-- begin LISTED RECORDS --
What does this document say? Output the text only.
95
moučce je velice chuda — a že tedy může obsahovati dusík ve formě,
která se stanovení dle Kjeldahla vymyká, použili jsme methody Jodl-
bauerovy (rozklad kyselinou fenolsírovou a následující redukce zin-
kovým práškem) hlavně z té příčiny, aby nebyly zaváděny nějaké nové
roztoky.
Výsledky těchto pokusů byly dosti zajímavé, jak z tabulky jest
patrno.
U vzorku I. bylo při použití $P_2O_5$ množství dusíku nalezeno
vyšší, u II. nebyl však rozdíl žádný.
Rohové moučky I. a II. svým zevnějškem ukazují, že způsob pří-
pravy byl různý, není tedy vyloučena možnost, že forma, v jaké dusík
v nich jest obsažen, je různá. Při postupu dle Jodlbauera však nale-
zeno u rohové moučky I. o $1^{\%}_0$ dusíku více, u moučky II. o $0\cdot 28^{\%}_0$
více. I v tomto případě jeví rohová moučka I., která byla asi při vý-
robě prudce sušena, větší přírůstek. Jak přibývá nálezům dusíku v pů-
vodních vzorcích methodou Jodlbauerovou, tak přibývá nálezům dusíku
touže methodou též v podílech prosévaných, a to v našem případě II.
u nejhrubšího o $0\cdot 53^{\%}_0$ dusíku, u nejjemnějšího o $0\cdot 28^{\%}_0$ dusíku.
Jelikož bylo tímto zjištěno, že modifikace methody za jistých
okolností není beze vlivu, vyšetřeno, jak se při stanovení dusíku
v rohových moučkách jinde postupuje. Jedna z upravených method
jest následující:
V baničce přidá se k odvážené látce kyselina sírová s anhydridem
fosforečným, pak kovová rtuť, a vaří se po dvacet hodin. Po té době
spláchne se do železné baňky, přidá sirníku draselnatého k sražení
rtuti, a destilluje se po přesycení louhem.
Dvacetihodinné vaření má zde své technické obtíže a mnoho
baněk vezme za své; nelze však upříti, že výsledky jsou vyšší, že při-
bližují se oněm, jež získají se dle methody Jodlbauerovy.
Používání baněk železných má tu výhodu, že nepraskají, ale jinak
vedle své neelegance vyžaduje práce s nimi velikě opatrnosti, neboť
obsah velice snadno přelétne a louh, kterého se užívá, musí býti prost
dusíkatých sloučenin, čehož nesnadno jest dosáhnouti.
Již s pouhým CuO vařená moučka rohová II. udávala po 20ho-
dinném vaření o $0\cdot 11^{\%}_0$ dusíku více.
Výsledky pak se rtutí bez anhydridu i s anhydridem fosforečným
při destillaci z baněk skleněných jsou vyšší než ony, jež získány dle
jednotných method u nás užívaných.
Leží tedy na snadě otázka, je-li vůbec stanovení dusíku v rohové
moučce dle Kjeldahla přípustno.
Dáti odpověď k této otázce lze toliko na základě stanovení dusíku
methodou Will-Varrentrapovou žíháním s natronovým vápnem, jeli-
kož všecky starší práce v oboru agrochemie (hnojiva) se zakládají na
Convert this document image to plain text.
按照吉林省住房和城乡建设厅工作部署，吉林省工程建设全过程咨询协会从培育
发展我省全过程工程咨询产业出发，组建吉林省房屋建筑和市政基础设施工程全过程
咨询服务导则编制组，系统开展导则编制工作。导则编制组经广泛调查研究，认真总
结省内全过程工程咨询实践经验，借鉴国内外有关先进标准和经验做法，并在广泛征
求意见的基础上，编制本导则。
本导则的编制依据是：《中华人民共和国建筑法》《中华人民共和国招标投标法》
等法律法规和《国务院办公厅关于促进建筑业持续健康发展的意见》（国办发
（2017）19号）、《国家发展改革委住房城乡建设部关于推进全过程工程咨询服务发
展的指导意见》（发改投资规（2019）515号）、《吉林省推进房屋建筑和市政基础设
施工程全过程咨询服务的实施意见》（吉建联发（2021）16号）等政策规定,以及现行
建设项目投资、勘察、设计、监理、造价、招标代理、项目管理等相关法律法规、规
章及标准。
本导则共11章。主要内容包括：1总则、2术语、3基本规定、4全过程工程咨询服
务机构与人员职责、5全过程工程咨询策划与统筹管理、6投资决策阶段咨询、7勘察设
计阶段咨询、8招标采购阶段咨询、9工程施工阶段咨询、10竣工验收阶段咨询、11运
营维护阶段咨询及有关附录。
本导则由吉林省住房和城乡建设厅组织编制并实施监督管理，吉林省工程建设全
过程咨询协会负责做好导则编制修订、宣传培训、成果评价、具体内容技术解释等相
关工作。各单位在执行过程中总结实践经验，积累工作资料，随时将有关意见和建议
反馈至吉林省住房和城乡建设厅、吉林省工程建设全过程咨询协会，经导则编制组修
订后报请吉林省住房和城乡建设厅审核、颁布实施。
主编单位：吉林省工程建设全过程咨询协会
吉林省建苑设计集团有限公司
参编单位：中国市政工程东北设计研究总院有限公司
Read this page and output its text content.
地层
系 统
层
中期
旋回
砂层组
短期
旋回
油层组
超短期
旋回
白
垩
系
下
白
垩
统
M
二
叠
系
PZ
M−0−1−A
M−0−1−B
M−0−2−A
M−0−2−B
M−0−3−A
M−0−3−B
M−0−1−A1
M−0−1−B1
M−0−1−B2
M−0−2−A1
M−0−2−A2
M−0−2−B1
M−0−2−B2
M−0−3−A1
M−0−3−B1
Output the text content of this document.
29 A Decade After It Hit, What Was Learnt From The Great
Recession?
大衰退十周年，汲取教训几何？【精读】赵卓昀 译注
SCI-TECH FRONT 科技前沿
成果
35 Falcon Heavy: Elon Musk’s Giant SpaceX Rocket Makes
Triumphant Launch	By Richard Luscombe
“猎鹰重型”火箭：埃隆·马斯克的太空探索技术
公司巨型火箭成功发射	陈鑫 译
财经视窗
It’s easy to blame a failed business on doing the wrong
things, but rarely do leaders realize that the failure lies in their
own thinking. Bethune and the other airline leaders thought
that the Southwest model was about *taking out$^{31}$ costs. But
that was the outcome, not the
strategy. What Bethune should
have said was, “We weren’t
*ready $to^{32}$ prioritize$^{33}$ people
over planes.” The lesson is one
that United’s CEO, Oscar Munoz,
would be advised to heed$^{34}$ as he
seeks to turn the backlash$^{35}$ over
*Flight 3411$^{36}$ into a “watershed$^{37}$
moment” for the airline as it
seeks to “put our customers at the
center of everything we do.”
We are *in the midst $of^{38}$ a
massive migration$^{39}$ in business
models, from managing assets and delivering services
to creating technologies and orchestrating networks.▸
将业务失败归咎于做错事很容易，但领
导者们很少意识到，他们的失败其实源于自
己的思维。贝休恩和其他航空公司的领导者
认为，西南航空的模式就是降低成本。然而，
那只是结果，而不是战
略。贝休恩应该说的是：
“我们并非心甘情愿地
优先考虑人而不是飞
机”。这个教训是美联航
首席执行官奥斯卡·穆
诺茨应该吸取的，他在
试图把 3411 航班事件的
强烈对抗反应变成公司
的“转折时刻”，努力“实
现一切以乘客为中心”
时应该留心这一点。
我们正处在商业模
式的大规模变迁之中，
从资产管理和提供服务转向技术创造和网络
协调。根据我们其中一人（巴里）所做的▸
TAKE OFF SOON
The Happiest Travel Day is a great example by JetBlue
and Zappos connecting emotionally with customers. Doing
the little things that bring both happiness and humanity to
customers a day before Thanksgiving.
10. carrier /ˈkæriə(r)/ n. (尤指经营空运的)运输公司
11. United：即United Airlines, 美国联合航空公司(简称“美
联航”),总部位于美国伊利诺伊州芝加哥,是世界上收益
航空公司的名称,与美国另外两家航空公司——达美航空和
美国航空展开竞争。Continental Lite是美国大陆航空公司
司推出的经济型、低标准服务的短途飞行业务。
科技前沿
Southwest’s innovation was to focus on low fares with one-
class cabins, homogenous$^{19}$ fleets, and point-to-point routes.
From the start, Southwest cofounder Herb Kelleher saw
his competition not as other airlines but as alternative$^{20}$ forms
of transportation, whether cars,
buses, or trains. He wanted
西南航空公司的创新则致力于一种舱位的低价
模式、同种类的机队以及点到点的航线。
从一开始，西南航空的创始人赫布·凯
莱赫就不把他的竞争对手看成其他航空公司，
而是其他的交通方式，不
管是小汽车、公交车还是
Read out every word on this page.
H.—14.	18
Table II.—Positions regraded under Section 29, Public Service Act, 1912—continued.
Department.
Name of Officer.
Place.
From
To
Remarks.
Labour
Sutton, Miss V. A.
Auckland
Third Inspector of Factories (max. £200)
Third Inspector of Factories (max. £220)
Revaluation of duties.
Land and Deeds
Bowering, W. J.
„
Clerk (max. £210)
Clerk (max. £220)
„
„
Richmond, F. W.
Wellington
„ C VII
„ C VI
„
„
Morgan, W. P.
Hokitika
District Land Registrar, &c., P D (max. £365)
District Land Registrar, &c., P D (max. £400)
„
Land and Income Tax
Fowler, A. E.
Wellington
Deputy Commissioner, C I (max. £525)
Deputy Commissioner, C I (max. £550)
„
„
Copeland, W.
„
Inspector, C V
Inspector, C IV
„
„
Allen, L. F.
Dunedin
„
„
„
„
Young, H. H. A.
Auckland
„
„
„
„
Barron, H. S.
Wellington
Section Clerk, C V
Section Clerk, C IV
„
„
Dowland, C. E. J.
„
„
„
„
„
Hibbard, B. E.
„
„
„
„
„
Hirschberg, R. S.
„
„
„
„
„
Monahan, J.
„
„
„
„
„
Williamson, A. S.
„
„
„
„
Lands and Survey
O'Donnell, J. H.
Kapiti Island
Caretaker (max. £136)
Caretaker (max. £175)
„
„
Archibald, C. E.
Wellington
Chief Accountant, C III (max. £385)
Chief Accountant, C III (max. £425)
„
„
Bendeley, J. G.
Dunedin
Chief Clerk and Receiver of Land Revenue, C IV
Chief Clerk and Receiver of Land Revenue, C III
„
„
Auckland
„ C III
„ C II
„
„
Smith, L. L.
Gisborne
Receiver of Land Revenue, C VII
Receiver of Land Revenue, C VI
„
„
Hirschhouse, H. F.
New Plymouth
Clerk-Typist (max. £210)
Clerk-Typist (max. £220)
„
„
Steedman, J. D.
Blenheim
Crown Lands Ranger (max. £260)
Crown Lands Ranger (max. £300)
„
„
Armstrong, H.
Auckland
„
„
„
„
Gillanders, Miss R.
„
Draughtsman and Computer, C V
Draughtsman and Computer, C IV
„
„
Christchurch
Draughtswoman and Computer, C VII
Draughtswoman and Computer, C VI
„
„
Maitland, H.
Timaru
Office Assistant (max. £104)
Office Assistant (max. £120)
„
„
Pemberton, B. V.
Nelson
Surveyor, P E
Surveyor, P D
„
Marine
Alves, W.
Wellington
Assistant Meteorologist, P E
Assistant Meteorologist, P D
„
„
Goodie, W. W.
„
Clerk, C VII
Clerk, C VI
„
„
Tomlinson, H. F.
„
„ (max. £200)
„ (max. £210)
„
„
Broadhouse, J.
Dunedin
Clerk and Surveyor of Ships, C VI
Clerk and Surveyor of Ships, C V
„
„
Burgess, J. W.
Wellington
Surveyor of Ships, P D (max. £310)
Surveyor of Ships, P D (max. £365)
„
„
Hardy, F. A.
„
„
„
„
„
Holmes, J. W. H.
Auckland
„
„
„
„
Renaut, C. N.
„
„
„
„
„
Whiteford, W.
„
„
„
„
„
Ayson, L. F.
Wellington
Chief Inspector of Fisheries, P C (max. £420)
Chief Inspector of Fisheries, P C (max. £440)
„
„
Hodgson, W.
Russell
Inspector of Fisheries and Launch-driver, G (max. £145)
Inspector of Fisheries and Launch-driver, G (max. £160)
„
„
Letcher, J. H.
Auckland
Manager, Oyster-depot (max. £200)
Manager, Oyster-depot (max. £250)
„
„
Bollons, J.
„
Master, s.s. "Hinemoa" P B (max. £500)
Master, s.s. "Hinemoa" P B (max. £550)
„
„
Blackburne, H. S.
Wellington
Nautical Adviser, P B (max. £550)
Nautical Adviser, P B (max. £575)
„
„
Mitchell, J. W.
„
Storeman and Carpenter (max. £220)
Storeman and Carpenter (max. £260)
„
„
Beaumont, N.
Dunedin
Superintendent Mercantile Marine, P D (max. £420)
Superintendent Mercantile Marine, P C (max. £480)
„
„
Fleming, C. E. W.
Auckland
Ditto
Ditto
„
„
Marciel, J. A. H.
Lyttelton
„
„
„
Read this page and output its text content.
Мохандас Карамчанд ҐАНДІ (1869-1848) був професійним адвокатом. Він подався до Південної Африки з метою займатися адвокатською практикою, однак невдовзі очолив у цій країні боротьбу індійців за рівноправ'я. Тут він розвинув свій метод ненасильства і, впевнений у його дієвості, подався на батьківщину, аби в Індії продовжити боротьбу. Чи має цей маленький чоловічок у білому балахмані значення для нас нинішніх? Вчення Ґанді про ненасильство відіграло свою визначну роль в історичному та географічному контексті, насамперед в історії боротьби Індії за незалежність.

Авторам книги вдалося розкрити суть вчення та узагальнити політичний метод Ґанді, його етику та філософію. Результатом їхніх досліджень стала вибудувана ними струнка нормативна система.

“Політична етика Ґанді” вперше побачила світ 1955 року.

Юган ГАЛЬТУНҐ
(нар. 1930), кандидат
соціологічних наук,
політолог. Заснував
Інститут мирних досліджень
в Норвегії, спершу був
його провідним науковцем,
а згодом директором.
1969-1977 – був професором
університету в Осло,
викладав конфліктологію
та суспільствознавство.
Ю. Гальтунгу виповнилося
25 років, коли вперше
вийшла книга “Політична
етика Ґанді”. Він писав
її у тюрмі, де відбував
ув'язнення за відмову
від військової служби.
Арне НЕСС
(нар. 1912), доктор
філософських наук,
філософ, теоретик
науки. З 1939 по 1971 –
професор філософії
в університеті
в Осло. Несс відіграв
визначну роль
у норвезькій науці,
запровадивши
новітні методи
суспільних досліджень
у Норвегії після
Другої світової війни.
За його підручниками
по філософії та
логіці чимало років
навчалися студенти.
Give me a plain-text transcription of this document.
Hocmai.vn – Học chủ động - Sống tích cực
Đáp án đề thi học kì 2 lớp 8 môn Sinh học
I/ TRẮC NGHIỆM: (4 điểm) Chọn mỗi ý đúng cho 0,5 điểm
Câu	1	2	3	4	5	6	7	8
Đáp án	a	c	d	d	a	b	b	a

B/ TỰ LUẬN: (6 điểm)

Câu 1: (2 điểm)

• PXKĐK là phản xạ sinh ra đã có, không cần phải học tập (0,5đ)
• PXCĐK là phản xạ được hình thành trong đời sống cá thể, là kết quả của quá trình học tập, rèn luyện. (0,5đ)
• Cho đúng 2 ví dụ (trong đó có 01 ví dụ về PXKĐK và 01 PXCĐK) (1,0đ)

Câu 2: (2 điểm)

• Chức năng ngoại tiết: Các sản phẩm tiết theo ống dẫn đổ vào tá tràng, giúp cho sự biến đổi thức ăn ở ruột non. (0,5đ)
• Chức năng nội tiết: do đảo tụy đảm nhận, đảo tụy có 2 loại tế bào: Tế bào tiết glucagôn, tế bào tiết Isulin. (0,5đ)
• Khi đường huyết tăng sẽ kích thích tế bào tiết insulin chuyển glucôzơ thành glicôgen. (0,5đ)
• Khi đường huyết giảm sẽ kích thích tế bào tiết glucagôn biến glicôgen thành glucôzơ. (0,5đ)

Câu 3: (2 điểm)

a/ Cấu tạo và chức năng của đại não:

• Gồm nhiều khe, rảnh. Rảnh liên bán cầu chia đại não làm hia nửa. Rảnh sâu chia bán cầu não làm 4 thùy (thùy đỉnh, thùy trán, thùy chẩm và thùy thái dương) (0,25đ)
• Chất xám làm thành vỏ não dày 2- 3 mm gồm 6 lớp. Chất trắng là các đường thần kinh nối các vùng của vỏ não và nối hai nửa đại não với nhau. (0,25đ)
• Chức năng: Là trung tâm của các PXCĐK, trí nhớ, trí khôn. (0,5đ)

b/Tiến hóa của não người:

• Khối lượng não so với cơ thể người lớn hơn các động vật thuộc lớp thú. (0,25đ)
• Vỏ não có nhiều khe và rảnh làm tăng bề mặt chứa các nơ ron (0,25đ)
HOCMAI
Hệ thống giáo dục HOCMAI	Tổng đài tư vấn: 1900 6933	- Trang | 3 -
-- end LISTED RECORDS --
◆ SHORT TASK ◆
What is the number of lines holding the word "bylo"? State it alone.

◆ CORRECT ANSWER ◆
2